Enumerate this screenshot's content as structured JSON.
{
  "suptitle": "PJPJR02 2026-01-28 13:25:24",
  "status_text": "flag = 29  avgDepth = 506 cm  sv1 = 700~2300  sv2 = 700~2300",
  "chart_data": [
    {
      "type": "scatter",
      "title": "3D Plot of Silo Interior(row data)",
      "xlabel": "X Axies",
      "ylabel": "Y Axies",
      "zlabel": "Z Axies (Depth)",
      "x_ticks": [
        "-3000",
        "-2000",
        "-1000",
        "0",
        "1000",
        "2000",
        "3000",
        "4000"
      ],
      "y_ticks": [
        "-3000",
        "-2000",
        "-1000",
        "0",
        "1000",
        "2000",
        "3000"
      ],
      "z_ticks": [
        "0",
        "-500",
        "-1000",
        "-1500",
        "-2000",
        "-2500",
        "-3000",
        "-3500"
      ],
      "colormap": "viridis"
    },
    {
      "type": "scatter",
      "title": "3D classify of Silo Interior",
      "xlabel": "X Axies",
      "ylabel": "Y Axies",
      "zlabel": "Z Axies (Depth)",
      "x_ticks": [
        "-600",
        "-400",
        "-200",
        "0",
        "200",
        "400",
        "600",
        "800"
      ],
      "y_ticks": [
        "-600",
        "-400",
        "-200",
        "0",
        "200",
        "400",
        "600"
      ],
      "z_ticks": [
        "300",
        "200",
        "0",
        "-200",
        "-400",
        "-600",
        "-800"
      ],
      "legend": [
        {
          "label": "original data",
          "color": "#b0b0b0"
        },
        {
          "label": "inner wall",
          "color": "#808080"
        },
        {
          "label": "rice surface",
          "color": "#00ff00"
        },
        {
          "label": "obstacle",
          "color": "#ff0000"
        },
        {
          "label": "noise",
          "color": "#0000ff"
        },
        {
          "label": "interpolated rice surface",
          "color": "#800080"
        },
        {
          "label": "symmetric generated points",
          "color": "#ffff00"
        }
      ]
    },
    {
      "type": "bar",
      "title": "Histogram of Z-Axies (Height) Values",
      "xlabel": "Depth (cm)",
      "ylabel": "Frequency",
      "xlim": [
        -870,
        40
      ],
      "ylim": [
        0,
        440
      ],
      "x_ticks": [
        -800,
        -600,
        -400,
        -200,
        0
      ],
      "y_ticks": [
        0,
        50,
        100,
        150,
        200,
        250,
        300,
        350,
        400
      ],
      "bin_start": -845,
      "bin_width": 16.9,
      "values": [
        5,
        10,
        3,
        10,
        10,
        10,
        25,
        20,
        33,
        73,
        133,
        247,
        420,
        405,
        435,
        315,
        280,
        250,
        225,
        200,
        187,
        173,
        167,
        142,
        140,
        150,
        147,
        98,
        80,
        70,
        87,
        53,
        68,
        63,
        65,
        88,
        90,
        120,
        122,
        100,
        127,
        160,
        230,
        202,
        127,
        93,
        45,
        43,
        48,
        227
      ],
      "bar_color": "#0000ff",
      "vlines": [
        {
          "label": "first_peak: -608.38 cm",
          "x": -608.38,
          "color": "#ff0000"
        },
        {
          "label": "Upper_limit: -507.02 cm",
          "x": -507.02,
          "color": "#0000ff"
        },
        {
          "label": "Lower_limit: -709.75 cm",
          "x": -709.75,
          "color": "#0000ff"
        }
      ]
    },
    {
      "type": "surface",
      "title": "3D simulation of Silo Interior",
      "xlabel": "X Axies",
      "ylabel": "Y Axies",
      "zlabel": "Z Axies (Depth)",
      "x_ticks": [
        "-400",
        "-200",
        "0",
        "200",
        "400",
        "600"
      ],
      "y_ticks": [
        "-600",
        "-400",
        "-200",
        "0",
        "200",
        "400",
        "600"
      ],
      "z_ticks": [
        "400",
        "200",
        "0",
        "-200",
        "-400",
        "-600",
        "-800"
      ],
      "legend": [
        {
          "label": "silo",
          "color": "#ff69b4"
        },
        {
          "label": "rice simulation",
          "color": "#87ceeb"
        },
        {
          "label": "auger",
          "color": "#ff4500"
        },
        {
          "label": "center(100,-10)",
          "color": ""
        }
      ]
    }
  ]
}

-------------------------

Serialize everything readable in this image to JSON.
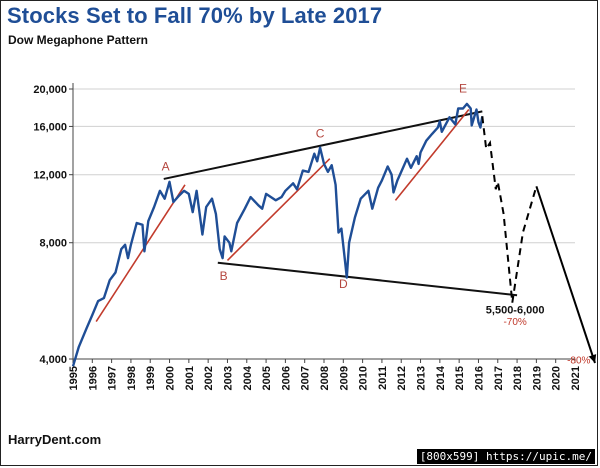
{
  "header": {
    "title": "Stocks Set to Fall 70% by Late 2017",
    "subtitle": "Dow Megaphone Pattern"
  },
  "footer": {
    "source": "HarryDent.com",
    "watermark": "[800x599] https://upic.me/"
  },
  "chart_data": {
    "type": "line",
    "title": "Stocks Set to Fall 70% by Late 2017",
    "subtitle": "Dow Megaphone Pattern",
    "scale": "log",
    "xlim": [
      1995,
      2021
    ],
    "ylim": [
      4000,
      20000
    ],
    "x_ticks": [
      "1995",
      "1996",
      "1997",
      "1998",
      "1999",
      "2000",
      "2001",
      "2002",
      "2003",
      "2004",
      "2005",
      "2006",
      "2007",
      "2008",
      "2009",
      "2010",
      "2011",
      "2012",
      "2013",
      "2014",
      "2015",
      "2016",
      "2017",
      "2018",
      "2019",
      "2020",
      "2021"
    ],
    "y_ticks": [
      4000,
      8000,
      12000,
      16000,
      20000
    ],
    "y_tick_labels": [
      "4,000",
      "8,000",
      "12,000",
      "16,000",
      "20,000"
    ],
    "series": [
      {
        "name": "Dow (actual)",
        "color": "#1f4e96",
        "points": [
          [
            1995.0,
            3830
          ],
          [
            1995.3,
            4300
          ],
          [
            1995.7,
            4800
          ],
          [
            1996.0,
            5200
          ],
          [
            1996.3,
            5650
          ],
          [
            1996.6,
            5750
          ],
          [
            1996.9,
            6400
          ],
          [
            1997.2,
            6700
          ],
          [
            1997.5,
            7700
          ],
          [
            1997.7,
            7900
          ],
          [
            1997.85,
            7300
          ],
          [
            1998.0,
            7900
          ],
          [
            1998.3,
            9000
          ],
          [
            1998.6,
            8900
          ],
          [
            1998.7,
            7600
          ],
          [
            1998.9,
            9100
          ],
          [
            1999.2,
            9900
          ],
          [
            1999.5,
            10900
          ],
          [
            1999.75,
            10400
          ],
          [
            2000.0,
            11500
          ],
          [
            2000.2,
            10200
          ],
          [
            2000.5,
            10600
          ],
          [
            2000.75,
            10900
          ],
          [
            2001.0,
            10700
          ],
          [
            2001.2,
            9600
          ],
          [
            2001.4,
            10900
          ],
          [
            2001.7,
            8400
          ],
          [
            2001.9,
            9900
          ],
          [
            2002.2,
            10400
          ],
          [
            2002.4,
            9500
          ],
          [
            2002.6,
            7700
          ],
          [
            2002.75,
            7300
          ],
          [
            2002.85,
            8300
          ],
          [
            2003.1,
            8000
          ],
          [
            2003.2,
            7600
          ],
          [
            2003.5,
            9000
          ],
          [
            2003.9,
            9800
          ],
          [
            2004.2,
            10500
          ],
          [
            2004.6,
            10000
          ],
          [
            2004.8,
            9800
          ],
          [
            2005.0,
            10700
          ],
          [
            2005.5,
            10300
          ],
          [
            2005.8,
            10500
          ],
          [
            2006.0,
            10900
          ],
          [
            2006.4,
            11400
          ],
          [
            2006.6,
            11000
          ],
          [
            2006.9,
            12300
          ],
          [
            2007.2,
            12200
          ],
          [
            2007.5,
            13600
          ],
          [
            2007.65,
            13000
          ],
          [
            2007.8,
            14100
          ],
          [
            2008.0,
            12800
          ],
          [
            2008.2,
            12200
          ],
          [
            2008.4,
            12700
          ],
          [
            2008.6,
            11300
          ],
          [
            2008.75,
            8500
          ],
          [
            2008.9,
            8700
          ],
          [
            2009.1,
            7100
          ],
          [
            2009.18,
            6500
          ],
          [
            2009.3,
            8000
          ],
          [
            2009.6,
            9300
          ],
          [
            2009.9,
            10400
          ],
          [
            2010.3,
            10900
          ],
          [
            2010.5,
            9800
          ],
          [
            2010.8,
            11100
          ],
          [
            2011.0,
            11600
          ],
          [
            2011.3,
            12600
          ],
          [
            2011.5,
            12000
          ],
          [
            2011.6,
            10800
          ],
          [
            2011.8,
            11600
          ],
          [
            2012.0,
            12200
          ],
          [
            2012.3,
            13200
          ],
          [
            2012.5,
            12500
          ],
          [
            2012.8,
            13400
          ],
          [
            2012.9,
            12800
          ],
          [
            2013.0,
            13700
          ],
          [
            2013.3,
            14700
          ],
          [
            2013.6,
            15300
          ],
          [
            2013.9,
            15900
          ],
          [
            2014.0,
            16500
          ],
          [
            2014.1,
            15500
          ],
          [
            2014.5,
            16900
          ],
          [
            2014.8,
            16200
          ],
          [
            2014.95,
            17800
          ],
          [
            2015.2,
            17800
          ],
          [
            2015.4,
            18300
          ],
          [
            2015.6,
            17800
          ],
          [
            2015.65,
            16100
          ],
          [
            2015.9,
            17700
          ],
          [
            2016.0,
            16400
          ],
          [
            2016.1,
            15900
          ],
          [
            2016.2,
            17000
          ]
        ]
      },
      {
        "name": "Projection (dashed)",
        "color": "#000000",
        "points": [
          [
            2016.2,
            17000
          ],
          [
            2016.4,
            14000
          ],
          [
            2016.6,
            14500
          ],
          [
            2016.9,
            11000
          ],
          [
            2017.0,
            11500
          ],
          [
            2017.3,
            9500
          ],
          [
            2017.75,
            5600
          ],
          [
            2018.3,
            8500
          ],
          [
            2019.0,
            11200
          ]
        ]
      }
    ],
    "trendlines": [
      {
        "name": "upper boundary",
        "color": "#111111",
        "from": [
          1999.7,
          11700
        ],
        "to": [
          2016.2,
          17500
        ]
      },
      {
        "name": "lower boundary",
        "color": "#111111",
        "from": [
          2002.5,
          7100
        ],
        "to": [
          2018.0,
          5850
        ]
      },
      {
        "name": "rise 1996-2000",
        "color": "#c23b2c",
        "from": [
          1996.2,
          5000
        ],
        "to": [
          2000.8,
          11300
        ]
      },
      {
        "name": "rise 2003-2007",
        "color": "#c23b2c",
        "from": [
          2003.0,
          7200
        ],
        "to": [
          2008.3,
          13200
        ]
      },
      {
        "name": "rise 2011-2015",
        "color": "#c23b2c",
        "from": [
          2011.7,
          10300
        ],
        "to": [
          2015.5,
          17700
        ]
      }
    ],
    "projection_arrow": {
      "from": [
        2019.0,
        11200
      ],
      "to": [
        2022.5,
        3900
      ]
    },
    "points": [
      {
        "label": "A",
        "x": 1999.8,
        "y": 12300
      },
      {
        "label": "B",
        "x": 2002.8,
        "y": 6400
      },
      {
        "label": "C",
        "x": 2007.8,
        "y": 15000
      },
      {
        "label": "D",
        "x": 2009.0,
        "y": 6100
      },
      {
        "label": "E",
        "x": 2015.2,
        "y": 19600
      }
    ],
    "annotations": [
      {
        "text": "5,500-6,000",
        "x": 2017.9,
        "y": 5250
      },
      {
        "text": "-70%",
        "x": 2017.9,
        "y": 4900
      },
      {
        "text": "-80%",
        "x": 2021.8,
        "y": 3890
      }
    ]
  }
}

-------------------------

Find the lines with the string "Interior" and reproduce them.

      "title": "3D Plot of Silo Interior(row data)",
      "title": "3D classify of Silo Interior",
      "title": "3D simulation of Silo Interior",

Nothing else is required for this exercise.